EXERCISE GOAL:
Please output the lines shown below exactly as they appear.
****
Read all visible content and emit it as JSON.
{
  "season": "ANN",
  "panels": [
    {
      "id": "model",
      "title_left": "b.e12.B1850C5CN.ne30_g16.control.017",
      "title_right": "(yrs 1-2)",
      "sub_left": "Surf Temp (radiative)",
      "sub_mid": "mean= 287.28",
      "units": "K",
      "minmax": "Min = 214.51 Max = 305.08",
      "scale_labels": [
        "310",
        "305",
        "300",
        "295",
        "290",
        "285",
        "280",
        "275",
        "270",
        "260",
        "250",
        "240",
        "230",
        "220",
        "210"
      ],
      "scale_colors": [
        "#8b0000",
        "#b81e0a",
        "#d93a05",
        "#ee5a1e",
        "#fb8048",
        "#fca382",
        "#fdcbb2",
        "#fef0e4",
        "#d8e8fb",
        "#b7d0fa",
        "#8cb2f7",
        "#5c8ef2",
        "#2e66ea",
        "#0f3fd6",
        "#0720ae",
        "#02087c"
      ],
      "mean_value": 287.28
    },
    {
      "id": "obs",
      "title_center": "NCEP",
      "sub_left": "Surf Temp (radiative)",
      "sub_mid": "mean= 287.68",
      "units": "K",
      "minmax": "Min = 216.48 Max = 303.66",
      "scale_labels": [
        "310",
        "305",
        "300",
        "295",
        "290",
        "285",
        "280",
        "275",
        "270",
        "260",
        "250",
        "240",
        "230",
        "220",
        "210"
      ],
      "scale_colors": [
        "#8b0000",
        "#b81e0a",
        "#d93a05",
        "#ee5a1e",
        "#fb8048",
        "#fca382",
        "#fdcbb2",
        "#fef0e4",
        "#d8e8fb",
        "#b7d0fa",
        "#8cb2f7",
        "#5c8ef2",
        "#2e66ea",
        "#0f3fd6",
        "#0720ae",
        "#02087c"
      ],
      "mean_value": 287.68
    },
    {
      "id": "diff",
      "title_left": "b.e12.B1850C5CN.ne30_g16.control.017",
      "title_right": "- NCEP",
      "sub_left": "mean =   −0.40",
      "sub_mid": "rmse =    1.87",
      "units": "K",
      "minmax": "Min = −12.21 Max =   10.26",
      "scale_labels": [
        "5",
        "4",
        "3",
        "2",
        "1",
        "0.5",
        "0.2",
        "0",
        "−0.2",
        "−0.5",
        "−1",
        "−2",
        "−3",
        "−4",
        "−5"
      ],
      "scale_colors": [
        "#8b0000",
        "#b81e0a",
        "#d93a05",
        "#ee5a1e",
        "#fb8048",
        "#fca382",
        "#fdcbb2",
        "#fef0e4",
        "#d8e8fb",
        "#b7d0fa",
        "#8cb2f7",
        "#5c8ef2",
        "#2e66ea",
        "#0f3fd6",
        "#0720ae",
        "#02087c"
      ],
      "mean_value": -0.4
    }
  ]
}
****
TASK RESULT:
Read all visible content and emit it as JSON.
{
  "season": "ANN",
  "panels": [
    {
      "id": "model",
      "title_left": "b.e12.B1850C5CN.ne30_g16.control.017",
      "title_right": "(yrs 1-2)",
      "sub_left": "Surf Temp (radiative)",
      "sub_mid": "mean= 287.28",
      "units": "K",
      "minmax": "Min = 214.51 Max = 305.08",
      "scale_labels": [
        "310",
        "305",
        "300",
        "295",
        "290",
        "285",
        "280",
        "275",
        "270",
        "260",
        "250",
        "240",
        "230",
        "220",
        "210"
      ],
      "scale_colors": [
        "#8b0000",
        "#b81e0a",
        "#d93a05",
        "#ee5a1e",
        "#fb8048",
        "#fca382",
        "#fdcbb2",
        "#fef0e4",
        "#d8e8fb",
        "#b7d0fa",
        "#8cb2f7",
        "#5c8ef2",
        "#2e66ea",
        "#0f3fd6",
        "#0720ae",
        "#02087c"
      ],
      "mean_value": 287.28
    },
    {
      "id": "obs",
      "title_center": "NCEP",
      "sub_left": "Surf Temp (radiative)",
      "sub_mid": "mean= 287.68",
      "units": "K",
      "minmax": "Min = 216.48 Max = 303.66",
      "scale_labels": [
        "310",
        "305",
        "300",
        "295",
        "290",
        "285",
        "280",
        "275",
        "270",
        "260",
        "250",
        "240",
        "230",
        "220",
        "210"
      ],
      "scale_colors": [
        "#8b0000",
        "#b81e0a",
        "#d93a05",
        "#ee5a1e",
        "#fb8048",
        "#fca382",
        "#fdcbb2",
        "#fef0e4",
        "#d8e8fb",
        "#b7d0fa",
        "#8cb2f7",
        "#5c8ef2",
        "#2e66ea",
        "#0f3fd6",
        "#0720ae",
        "#02087c"
      ],
      "mean_value": 287.68
    },
    {
      "id": "diff",
      "title_left": "b.e12.B1850C5CN.ne30_g16.control.017",
      "title_right": "- NCEP",
      "sub_left": "mean =   −0.40",
      "sub_mid": "rmse =    1.87",
      "units": "K",
      "minmax": "Min = −12.21 Max =   10.26",
      "scale_labels": [
        "5",
        "4",
        "3",
        "2",
        "1",
        "0.5",
        "0.2",
        "0",
        "−0.2",
        "−0.5",
        "−1",
        "−2",
        "−3",
        "−4",
        "−5"
      ],
      "scale_colors": [
        "#8b0000",
        "#b81e0a",
        "#d93a05",
        "#ee5a1e",
        "#fb8048",
        "#fca382",
        "#fdcbb2",
        "#fef0e4",
        "#d8e8fb",
        "#b7d0fa",
        "#8cb2f7",
        "#5c8ef2",
        "#2e66ea",
        "#0f3fd6",
        "#0720ae",
        "#02087c"
      ],
      "mean_value": -0.4
    }
  ]
}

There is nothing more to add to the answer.